— START ENTRIES SHOWN —
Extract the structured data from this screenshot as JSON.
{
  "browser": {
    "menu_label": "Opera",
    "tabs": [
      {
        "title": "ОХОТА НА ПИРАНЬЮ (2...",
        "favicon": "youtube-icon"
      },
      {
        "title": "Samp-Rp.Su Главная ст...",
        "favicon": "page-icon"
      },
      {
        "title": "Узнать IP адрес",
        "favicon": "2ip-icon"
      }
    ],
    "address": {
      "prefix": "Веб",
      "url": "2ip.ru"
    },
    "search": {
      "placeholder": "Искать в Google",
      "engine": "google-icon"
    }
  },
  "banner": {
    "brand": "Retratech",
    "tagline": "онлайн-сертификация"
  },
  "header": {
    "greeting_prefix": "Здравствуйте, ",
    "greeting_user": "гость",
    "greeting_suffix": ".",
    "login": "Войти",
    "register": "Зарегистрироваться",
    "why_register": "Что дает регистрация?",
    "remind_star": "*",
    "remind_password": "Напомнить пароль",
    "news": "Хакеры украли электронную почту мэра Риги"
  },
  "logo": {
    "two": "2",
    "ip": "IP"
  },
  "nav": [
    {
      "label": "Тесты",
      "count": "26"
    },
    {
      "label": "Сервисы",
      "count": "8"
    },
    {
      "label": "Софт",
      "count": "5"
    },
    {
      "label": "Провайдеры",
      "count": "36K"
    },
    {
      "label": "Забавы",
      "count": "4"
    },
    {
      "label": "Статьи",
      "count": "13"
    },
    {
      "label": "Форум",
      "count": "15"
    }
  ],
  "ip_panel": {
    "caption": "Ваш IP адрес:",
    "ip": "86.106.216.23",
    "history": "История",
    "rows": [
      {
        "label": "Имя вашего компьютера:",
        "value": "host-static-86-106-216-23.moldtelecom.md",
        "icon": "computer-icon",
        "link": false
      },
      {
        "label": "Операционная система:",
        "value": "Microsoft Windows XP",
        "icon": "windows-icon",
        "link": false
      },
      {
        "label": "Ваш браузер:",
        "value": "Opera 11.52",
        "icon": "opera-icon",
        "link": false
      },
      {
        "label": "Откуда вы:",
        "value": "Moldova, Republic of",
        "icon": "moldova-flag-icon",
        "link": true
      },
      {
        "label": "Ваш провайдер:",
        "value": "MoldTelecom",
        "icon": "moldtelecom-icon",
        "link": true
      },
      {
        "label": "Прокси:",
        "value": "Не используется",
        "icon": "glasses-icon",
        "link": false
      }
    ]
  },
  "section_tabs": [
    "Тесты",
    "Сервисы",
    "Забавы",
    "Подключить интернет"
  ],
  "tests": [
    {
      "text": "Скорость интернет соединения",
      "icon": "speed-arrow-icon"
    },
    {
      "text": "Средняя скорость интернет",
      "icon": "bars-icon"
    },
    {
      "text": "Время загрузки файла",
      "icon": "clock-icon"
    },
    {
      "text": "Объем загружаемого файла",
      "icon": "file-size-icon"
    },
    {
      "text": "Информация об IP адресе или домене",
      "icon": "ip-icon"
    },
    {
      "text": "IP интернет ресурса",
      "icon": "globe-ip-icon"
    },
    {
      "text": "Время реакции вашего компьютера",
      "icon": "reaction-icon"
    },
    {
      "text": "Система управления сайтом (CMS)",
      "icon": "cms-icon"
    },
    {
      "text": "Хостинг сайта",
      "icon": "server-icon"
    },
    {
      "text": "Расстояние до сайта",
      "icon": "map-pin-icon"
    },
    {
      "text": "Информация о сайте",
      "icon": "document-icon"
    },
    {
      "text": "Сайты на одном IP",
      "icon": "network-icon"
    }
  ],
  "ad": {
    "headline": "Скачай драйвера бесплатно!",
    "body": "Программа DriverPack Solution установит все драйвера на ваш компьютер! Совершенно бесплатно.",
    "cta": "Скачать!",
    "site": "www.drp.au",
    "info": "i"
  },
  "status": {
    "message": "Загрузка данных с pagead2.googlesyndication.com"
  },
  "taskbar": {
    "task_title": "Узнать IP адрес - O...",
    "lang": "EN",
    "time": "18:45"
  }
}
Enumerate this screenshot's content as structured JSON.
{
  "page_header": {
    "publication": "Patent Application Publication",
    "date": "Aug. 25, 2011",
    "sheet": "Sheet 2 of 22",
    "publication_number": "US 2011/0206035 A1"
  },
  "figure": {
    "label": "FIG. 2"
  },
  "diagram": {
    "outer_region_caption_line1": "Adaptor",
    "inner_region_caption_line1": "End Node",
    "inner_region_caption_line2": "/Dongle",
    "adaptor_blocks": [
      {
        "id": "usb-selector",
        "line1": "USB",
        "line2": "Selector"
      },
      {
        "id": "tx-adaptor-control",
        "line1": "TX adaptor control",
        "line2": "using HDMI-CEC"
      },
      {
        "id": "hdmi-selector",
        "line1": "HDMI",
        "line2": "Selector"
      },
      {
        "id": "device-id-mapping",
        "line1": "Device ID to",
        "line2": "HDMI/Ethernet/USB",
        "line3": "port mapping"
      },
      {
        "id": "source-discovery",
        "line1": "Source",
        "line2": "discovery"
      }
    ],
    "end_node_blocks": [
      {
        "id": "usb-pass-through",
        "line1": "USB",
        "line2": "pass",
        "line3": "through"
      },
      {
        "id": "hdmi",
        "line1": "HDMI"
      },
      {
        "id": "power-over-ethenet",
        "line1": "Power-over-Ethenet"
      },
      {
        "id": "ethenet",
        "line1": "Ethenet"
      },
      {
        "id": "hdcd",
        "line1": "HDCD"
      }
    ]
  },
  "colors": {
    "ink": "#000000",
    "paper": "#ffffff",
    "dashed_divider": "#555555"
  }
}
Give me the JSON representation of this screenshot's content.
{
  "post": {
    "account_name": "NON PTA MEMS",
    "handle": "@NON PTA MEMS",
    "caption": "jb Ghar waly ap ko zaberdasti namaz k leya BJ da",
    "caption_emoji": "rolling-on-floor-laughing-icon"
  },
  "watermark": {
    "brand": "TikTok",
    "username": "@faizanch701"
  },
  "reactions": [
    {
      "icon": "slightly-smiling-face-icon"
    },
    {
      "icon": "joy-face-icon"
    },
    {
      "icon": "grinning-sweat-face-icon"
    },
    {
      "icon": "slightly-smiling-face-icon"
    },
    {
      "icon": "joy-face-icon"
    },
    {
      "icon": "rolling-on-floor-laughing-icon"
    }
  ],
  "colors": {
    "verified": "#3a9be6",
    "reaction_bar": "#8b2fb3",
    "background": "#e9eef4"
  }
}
— END ENTRIES SHOWN —
THE PROBLEM »
Return the listing above in full, character for character.

RESULT OF THE TASK »
Extract the structured data from this screenshot as JSON.
{
  "browser": {
    "menu_label": "Opera",
    "tabs": [
      {
        "title": "ОХОТА НА ПИРАНЬЮ (2...",
        "favicon": "youtube-icon"
      },
      {
        "title": "Samp-Rp.Su Главная ст...",
        "favicon": "page-icon"
      },
      {
        "title": "Узнать IP адрес",
        "favicon": "2ip-icon"
      }
    ],
    "address": {
      "prefix": "Веб",
      "url": "2ip.ru"
    },
    "search": {
      "placeholder": "Искать в Google",
      "engine": "google-icon"
    }
  },
  "banner": {
    "brand": "Retratech",
    "tagline": "онлайн-сертификация"
  },
  "header": {
    "greeting_prefix": "Здравствуйте, ",
    "greeting_user": "гость",
    "greeting_suffix": ".",
    "login": "Войти",
    "register": "Зарегистрироваться",
    "why_register": "Что дает регистрация?",
    "remind_star": "*",
    "remind_password": "Напомнить пароль",
    "news": "Хакеры украли электронную почту мэра Риги"
  },
  "logo": {
    "two": "2",
    "ip": "IP"
  },
  "nav": [
    {
      "label": "Тесты",
      "count": "26"
    },
    {
      "label": "Сервисы",
      "count": "8"
    },
    {
      "label": "Софт",
      "count": "5"
    },
    {
      "label": "Провайдеры",
      "count": "36K"
    },
    {
      "label": "Забавы",
      "count": "4"
    },
    {
      "label": "Статьи",
      "count": "13"
    },
    {
      "label": "Форум",
      "count": "15"
    }
  ],
  "ip_panel": {
    "caption": "Ваш IP адрес:",
    "ip": "86.106.216.23",
    "history": "История",
    "rows": [
      {
        "label": "Имя вашего компьютера:",
        "value": "host-static-86-106-216-23.moldtelecom.md",
        "icon": "computer-icon",
        "link": false
      },
      {
        "label": "Операционная система:",
        "value": "Microsoft Windows XP",
        "icon": "windows-icon",
        "link": false
      },
      {
        "label": "Ваш браузер:",
        "value": "Opera 11.52",
        "icon": "opera-icon",
        "link": false
      },
      {
        "label": "Откуда вы:",
        "value": "Moldova, Republic of",
        "icon": "moldova-flag-icon",
        "link": true
      },
      {
        "label": "Ваш провайдер:",
        "value": "MoldTelecom",
        "icon": "moldtelecom-icon",
        "link": true
      },
      {
        "label": "Прокси:",
        "value": "Не используется",
        "icon": "glasses-icon",
        "link": false
      }
    ]
  },
  "section_tabs": [
    "Тесты",
    "Сервисы",
    "Забавы",
    "Подключить интернет"
  ],
  "tests": [
    {
      "text": "Скорость интернет соединения",
      "icon": "speed-arrow-icon"
    },
    {
      "text": "Средняя скорость интернет",
      "icon": "bars-icon"
    },
    {
      "text": "Время загрузки файла",
      "icon": "clock-icon"
    },
    {
      "text": "Объем загружаемого файла",
      "icon": "file-size-icon"
    },
    {
      "text": "Информация об IP адресе или домене",
      "icon": "ip-icon"
    },
    {
      "text": "IP интернет ресурса",
      "icon": "globe-ip-icon"
    },
    {
      "text": "Время реакции вашего компьютера",
      "icon": "reaction-icon"
    },
    {
      "text": "Система управления сайтом (CMS)",
      "icon": "cms-icon"
    },
    {
      "text": "Хостинг сайта",
      "icon": "server-icon"
    },
    {
      "text": "Расстояние до сайта",
      "icon": "map-pin-icon"
    },
    {
      "text": "Информация о сайте",
      "icon": "document-icon"
    },
    {
      "text": "Сайты на одном IP",
      "icon": "network-icon"
    }
  ],
  "ad": {
    "headline": "Скачай драйвера бесплатно!",
    "body": "Программа DriverPack Solution установит все драйвера на ваш компьютер! Совершенно бесплатно.",
    "cta": "Скачать!",
    "site": "www.drp.au",
    "info": "i"
  },
  "status": {
    "message": "Загрузка данных с pagead2.googlesyndication.com"
  },
  "taskbar": {
    "task_title": "Узнать IP адрес - O...",
    "lang": "EN",
    "time": "18:45"
  }
}
Enumerate this screenshot's content as structured JSON.
{
  "page_header": {
    "publication": "Patent Application Publication",
    "date": "Aug. 25, 2011",
    "sheet": "Sheet 2 of 22",
    "publication_number": "US 2011/0206035 A1"
  },
  "figure": {
    "label": "FIG. 2"
  },
  "diagram": {
    "outer_region_caption_line1": "Adaptor",
    "inner_region_caption_line1": "End Node",
    "inner_region_caption_line2": "/Dongle",
    "adaptor_blocks": [
      {
        "id": "usb-selector",
        "line1": "USB",
        "line2": "Selector"
      },
      {
        "id": "tx-adaptor-control",
        "line1": "TX adaptor control",
        "line2": "using HDMI-CEC"
      },
      {
        "id": "hdmi-selector",
        "line1": "HDMI",
        "line2": "Selector"
      },
      {
        "id": "device-id-mapping",
        "line1": "Device ID to",
        "line2": "HDMI/Ethernet/USB",
        "line3": "port mapping"
      },
      {
        "id": "source-discovery",
        "line1": "Source",
        "line2": "discovery"
      }
    ],
    "end_node_blocks": [
      {
        "id": "usb-pass-through",
        "line1": "USB",
        "line2": "pass",
        "line3": "through"
      },
      {
        "id": "hdmi",
        "line1": "HDMI"
      },
      {
        "id": "power-over-ethenet",
        "line1": "Power-over-Ethenet"
      },
      {
        "id": "ethenet",
        "line1": "Ethenet"
      },
      {
        "id": "hdcd",
        "line1": "HDCD"
      }
    ]
  },
  "colors": {
    "ink": "#000000",
    "paper": "#ffffff",
    "dashed_divider": "#555555"
  }
}
Give me the JSON representation of this screenshot's content.
{
  "post": {
    "account_name": "NON PTA MEMS",
    "handle": "@NON PTA MEMS",
    "caption": "jb Ghar waly ap ko zaberdasti namaz k leya BJ da",
    "caption_emoji": "rolling-on-floor-laughing-icon"
  },
  "watermark": {
    "brand": "TikTok",
    "username": "@faizanch701"
  },
  "reactions": [
    {
      "icon": "slightly-smiling-face-icon"
    },
    {
      "icon": "joy-face-icon"
    },
    {
      "icon": "grinning-sweat-face-icon"
    },
    {
      "icon": "slightly-smiling-face-icon"
    },
    {
      "icon": "joy-face-icon"
    },
    {
      "icon": "rolling-on-floor-laughing-icon"
    }
  ],
  "colors": {
    "verified": "#3a9be6",
    "reaction_bar": "#8b2fb3",
    "background": "#e9eef4"
  }
}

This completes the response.